Given task. Provide only the number of lines in the records below that include "item".

## begin Provided material

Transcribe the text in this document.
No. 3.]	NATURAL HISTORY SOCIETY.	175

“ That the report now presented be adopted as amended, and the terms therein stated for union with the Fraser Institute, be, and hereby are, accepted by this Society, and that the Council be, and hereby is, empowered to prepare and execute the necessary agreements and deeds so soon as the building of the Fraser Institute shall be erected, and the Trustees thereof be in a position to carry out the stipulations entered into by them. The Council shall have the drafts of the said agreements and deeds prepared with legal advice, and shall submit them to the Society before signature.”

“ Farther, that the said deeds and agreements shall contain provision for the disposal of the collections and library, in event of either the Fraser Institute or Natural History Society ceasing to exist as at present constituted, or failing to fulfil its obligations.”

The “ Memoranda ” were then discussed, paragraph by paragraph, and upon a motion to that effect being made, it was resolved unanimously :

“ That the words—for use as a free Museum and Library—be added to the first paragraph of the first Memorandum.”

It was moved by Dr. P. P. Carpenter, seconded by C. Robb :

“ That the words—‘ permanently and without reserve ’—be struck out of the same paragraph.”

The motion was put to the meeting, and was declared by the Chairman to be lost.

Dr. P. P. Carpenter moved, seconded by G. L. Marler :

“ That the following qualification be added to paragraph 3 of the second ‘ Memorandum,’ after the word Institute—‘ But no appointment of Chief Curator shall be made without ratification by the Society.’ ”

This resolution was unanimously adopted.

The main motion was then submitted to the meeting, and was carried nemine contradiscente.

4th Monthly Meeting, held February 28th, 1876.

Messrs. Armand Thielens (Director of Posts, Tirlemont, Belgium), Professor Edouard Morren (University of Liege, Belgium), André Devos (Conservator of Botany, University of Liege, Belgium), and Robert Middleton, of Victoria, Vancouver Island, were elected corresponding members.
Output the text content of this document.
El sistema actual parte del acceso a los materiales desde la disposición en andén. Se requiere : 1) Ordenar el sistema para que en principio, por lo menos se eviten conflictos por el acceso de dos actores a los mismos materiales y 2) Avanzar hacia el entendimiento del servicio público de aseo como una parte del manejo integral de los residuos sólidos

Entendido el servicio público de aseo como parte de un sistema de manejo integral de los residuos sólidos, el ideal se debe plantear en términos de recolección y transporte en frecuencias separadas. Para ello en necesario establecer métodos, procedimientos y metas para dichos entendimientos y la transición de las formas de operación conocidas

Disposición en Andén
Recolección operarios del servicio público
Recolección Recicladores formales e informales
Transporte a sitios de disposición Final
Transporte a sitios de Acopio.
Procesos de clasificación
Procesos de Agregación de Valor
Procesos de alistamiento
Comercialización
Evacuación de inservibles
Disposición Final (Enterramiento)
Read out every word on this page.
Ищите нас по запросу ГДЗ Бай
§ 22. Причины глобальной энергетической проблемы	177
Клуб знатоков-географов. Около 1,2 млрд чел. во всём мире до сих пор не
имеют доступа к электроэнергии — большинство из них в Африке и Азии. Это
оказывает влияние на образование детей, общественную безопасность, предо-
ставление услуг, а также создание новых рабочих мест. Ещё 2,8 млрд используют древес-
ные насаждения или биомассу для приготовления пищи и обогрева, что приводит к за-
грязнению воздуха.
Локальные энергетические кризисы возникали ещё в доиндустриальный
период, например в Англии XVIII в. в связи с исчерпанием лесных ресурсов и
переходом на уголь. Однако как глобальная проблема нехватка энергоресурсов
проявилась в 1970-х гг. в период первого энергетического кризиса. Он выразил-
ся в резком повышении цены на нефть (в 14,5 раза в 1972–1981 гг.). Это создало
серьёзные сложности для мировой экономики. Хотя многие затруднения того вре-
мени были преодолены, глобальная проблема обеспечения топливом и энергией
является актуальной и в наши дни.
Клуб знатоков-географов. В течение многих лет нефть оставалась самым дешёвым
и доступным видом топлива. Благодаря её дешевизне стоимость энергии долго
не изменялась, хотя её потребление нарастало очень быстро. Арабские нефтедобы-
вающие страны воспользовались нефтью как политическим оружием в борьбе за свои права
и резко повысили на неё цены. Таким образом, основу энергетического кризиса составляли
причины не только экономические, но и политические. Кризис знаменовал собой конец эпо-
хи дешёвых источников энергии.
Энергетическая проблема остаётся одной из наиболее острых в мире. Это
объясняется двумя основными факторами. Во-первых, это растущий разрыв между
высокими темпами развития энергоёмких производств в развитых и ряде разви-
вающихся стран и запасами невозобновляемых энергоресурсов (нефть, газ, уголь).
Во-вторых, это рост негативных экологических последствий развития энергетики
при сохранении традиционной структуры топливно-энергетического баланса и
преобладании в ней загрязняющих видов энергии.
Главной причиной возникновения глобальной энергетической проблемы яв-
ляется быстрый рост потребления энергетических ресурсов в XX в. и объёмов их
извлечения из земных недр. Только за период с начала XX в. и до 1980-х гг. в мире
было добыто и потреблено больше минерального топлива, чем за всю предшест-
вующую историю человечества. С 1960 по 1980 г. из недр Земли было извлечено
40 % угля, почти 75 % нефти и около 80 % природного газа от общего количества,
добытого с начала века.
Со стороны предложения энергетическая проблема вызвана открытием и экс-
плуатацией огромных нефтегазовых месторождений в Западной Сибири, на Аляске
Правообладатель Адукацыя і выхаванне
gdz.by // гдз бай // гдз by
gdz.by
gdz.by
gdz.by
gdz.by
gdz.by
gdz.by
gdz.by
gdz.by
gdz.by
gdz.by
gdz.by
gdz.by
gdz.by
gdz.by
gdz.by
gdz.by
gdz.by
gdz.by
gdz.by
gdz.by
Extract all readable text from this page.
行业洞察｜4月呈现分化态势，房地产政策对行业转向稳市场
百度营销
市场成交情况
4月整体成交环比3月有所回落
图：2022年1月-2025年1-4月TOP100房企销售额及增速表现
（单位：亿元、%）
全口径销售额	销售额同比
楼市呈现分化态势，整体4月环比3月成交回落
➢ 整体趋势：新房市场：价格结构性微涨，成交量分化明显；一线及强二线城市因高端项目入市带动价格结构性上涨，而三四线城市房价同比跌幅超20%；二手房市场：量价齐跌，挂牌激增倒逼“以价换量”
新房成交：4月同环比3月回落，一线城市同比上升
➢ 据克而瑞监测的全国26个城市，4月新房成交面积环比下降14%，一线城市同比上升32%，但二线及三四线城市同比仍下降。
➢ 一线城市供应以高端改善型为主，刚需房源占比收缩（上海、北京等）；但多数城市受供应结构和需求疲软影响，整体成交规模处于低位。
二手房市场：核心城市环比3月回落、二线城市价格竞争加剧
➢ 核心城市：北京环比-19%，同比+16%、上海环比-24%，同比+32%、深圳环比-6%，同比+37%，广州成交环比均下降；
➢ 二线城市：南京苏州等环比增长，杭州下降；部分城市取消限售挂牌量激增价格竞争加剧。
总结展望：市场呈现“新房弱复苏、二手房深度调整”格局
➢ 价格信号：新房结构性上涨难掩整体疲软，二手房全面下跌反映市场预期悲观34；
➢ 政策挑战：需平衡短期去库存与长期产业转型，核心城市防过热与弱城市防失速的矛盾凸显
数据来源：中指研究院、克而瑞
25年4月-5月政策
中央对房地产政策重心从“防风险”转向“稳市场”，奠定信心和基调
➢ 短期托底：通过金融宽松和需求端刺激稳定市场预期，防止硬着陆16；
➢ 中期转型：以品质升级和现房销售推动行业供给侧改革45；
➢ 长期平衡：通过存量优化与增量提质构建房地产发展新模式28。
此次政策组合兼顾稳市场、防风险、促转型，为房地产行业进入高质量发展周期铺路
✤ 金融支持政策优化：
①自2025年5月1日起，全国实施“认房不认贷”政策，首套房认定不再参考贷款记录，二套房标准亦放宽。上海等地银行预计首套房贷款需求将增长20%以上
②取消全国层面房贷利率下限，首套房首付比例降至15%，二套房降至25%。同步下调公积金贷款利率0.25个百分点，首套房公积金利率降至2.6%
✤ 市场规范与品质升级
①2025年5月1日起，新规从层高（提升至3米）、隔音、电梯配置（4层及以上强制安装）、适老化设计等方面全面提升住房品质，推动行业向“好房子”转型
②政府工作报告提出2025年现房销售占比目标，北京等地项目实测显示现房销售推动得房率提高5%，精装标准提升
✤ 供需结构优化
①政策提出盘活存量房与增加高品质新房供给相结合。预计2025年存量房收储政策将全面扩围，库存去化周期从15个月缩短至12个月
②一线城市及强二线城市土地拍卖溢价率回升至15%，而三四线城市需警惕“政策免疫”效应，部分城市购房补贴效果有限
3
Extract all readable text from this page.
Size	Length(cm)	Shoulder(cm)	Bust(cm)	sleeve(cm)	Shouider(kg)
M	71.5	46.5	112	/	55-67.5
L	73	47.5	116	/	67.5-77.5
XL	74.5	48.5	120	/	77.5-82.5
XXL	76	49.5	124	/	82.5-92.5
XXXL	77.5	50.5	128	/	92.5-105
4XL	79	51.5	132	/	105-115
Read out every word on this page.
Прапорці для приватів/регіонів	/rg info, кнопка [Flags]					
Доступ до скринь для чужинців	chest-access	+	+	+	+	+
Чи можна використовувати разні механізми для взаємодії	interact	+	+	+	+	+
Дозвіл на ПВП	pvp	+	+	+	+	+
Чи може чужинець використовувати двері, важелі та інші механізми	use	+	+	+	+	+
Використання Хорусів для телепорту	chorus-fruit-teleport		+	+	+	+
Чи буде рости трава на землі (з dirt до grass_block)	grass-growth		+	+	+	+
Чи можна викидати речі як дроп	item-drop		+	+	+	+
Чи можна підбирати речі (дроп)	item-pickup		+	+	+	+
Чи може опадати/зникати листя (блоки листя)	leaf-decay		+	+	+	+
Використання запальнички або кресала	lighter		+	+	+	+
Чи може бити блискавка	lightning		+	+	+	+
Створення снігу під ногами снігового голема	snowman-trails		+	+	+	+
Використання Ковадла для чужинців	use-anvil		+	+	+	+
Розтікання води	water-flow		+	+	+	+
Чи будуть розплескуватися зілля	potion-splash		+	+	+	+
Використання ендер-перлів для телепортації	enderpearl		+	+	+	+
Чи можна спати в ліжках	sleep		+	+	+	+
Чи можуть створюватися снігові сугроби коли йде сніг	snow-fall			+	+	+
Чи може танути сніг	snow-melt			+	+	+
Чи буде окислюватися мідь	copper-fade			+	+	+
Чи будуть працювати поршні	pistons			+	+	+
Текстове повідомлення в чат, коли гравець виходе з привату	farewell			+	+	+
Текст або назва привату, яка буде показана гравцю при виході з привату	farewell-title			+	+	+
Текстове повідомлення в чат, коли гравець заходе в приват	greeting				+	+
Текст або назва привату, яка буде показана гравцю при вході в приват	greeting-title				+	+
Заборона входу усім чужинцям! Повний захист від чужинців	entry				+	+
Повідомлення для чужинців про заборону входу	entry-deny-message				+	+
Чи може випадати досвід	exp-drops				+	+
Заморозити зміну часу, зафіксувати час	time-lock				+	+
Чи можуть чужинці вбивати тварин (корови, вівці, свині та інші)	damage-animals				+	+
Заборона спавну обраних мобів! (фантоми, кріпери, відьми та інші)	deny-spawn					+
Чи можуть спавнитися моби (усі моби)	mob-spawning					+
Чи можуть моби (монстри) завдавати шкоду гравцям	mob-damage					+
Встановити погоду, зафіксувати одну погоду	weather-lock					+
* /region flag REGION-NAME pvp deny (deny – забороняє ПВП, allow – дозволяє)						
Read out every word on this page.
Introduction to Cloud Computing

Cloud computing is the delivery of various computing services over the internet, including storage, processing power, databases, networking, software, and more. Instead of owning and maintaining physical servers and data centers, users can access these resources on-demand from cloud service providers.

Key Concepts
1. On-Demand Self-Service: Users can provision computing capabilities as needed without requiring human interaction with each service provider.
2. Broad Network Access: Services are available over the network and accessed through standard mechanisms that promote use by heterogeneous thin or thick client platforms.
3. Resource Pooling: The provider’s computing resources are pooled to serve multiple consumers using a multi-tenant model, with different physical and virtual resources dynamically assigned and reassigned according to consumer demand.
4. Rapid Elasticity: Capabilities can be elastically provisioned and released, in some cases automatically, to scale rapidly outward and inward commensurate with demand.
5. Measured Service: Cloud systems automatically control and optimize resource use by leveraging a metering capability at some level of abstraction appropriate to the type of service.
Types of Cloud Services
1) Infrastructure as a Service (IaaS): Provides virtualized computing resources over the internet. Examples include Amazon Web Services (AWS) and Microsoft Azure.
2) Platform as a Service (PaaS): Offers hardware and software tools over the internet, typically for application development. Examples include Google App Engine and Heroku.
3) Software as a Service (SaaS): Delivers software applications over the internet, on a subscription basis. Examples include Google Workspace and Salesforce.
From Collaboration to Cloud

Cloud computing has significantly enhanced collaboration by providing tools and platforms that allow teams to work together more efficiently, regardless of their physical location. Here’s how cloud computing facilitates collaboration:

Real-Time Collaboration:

## end Provided material

Exercise response. 2